• Request: What follows is a listing. Return every line of it exactly.

▼

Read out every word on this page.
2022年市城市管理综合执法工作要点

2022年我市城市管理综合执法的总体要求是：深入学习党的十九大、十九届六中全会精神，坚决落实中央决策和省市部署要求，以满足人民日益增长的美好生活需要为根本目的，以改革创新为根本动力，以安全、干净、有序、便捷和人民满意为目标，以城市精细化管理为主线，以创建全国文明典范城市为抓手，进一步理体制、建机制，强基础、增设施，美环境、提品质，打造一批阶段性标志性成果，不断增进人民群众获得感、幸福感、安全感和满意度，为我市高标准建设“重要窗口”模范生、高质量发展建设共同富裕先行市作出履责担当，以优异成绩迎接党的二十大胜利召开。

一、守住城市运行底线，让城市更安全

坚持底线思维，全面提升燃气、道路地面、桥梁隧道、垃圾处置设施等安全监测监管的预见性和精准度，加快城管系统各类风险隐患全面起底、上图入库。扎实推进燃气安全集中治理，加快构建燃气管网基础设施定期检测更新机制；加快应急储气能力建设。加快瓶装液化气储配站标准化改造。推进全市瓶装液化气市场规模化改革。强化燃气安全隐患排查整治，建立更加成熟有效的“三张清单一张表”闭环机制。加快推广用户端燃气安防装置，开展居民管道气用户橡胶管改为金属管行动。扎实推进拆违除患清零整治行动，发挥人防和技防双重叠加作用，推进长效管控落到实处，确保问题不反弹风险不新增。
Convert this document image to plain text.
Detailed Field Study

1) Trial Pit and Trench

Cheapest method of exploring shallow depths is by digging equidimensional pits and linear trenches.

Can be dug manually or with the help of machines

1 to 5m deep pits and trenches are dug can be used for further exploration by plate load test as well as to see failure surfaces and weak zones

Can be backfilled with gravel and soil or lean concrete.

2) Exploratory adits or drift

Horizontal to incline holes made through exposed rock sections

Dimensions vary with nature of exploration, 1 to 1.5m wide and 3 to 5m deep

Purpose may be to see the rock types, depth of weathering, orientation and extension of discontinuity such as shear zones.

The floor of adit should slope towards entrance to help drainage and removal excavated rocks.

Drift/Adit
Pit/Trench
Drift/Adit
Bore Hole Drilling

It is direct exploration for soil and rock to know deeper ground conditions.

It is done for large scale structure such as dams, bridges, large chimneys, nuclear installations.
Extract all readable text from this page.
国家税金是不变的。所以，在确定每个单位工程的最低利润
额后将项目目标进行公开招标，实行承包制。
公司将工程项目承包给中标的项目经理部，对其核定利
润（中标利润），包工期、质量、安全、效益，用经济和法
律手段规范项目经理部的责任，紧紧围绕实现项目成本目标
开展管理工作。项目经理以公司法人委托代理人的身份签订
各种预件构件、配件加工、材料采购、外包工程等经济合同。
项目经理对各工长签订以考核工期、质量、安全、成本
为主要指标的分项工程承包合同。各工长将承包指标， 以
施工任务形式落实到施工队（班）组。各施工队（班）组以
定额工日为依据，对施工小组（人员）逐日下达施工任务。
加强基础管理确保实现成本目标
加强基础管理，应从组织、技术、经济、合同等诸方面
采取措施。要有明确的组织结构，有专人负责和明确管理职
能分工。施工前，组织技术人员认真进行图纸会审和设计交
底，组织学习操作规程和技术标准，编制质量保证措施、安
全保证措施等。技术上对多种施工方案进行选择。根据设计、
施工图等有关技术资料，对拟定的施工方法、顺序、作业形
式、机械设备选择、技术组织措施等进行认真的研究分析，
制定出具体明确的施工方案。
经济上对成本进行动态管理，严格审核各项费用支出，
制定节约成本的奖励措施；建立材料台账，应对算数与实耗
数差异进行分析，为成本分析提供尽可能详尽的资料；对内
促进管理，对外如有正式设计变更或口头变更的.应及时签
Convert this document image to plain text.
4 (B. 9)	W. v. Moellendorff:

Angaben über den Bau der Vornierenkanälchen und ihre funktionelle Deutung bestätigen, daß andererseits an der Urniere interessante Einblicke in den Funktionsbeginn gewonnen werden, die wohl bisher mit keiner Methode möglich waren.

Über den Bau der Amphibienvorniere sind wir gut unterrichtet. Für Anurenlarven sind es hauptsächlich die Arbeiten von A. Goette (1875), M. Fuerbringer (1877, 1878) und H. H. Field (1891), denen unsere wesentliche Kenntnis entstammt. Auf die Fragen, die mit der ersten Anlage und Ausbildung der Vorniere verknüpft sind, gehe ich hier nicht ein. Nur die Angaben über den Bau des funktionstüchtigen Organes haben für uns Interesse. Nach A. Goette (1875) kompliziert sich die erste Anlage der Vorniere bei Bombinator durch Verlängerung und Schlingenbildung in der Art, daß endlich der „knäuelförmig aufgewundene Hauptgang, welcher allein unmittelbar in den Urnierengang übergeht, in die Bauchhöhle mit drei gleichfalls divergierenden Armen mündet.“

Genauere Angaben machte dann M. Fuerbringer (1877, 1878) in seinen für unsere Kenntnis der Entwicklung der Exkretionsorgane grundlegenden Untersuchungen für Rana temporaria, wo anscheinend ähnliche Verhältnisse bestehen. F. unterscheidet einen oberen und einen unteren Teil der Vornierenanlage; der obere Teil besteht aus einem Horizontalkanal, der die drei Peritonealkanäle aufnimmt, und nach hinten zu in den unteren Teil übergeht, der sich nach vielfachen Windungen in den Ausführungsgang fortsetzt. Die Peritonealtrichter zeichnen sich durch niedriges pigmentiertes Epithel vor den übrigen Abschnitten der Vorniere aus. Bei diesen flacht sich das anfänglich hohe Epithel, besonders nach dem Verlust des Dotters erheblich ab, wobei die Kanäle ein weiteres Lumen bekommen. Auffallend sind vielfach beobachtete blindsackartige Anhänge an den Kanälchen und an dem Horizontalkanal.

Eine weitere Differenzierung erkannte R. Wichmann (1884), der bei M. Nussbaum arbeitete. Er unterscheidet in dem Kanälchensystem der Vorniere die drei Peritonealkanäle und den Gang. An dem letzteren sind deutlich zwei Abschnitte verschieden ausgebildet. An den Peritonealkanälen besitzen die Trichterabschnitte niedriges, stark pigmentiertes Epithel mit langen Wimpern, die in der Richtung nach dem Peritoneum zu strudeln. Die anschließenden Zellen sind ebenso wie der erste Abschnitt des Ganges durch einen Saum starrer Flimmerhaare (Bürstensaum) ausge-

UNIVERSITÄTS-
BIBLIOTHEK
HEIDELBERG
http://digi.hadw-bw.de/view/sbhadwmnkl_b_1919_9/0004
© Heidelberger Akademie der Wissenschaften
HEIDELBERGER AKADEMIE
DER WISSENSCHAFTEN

▲

• Final result:
Read out every word on this page.
2022年市城市管理综合执法工作要点

2022年我市城市管理综合执法的总体要求是：深入学习党的十九大、十九届六中全会精神，坚决落实中央决策和省市部署要求，以满足人民日益增长的美好生活需要为根本目的，以改革创新为根本动力，以安全、干净、有序、便捷和人民满意为目标，以城市精细化管理为主线，以创建全国文明典范城市为抓手，进一步理体制、建机制，强基础、增设施，美环境、提品质，打造一批阶段性标志性成果，不断增进人民群众获得感、幸福感、安全感和满意度，为我市高标准建设“重要窗口”模范生、高质量发展建设共同富裕先行市作出履责担当，以优异成绩迎接党的二十大胜利召开。

一、守住城市运行底线，让城市更安全

坚持底线思维，全面提升燃气、道路地面、桥梁隧道、垃圾处置设施等安全监测监管的预见性和精准度，加快城管系统各类风险隐患全面起底、上图入库。扎实推进燃气安全集中治理，加快构建燃气管网基础设施定期检测更新机制；加快应急储气能力建设。加快瓶装液化气储配站标准化改造。推进全市瓶装液化气市场规模化改革。强化燃气安全隐患排查整治，建立更加成熟有效的“三张清单一张表”闭环机制。加快推广用户端燃气安防装置，开展居民管道气用户橡胶管改为金属管行动。扎实推进拆违除患清零整治行动，发挥人防和技防双重叠加作用，推进长效管控落到实处，确保问题不反弹风险不新增。
Convert this document image to plain text.
Detailed Field Study

1) Trial Pit and Trench

Cheapest method of exploring shallow depths is by digging equidimensional pits and linear trenches.

Can be dug manually or with the help of machines

1 to 5m deep pits and trenches are dug can be used for further exploration by plate load test as well as to see failure surfaces and weak zones

Can be backfilled with gravel and soil or lean concrete.

2) Exploratory adits or drift

Horizontal to incline holes made through exposed rock sections

Dimensions vary with nature of exploration, 1 to 1.5m wide and 3 to 5m deep

Purpose may be to see the rock types, depth of weathering, orientation and extension of discontinuity such as shear zones.

The floor of adit should slope towards entrance to help drainage and removal excavated rocks.

Drift/Adit
Pit/Trench
Drift/Adit
Bore Hole Drilling

It is direct exploration for soil and rock to know deeper ground conditions.

It is done for large scale structure such as dams, bridges, large chimneys, nuclear installations.
Extract all readable text from this page.
国家税金是不变的。所以，在确定每个单位工程的最低利润
额后将项目目标进行公开招标，实行承包制。
公司将工程项目承包给中标的项目经理部，对其核定利
润（中标利润），包工期、质量、安全、效益，用经济和法
律手段规范项目经理部的责任，紧紧围绕实现项目成本目标
开展管理工作。项目经理以公司法人委托代理人的身份签订
各种预件构件、配件加工、材料采购、外包工程等经济合同。
项目经理对各工长签订以考核工期、质量、安全、成本
为主要指标的分项工程承包合同。各工长将承包指标， 以
施工任务形式落实到施工队（班）组。各施工队（班）组以
定额工日为依据，对施工小组（人员）逐日下达施工任务。
加强基础管理确保实现成本目标
加强基础管理，应从组织、技术、经济、合同等诸方面
采取措施。要有明确的组织结构，有专人负责和明确管理职
能分工。施工前，组织技术人员认真进行图纸会审和设计交
底，组织学习操作规程和技术标准，编制质量保证措施、安
全保证措施等。技术上对多种施工方案进行选择。根据设计、
施工图等有关技术资料，对拟定的施工方法、顺序、作业形
式、机械设备选择、技术组织措施等进行认真的研究分析，
制定出具体明确的施工方案。
经济上对成本进行动态管理，严格审核各项费用支出，
制定节约成本的奖励措施；建立材料台账，应对算数与实耗
数差异进行分析，为成本分析提供尽可能详尽的资料；对内
促进管理，对外如有正式设计变更或口头变更的.应及时签
Convert this document image to plain text.
4 (B. 9)	W. v. Moellendorff:

Angaben über den Bau der Vornierenkanälchen und ihre funktionelle Deutung bestätigen, daß andererseits an der Urniere interessante Einblicke in den Funktionsbeginn gewonnen werden, die wohl bisher mit keiner Methode möglich waren.

Über den Bau der Amphibienvorniere sind wir gut unterrichtet. Für Anurenlarven sind es hauptsächlich die Arbeiten von A. Goette (1875), M. Fuerbringer (1877, 1878) und H. H. Field (1891), denen unsere wesentliche Kenntnis entstammt. Auf die Fragen, die mit der ersten Anlage und Ausbildung der Vorniere verknüpft sind, gehe ich hier nicht ein. Nur die Angaben über den Bau des funktionstüchtigen Organes haben für uns Interesse. Nach A. Goette (1875) kompliziert sich die erste Anlage der Vorniere bei Bombinator durch Verlängerung und Schlingenbildung in der Art, daß endlich der „knäuelförmig aufgewundene Hauptgang, welcher allein unmittelbar in den Urnierengang übergeht, in die Bauchhöhle mit drei gleichfalls divergierenden Armen mündet.“

Genauere Angaben machte dann M. Fuerbringer (1877, 1878) in seinen für unsere Kenntnis der Entwicklung der Exkretionsorgane grundlegenden Untersuchungen für Rana temporaria, wo anscheinend ähnliche Verhältnisse bestehen. F. unterscheidet einen oberen und einen unteren Teil der Vornierenanlage; der obere Teil besteht aus einem Horizontalkanal, der die drei Peritonealkanäle aufnimmt, und nach hinten zu in den unteren Teil übergeht, der sich nach vielfachen Windungen in den Ausführungsgang fortsetzt. Die Peritonealtrichter zeichnen sich durch niedriges pigmentiertes Epithel vor den übrigen Abschnitten der Vorniere aus. Bei diesen flacht sich das anfänglich hohe Epithel, besonders nach dem Verlust des Dotters erheblich ab, wobei die Kanäle ein weiteres Lumen bekommen. Auffallend sind vielfach beobachtete blindsackartige Anhänge an den Kanälchen und an dem Horizontalkanal.

Eine weitere Differenzierung erkannte R. Wichmann (1884), der bei M. Nussbaum arbeitete. Er unterscheidet in dem Kanälchensystem der Vorniere die drei Peritonealkanäle und den Gang. An dem letzteren sind deutlich zwei Abschnitte verschieden ausgebildet. An den Peritonealkanälen besitzen die Trichterabschnitte niedriges, stark pigmentiertes Epithel mit langen Wimpern, die in der Richtung nach dem Peritoneum zu strudeln. Die anschließenden Zellen sind ebenso wie der erste Abschnitt des Ganges durch einen Saum starrer Flimmerhaare (Bürstensaum) ausge-

UNIVERSITÄTS-
BIBLIOTHEK
HEIDELBERG
http://digi.hadw-bw.de/view/sbhadwmnkl_b_1919_9/0004
© Heidelberger Akademie der Wissenschaften
HEIDELBERGER AKADEMIE
DER WISSENSCHAFTEN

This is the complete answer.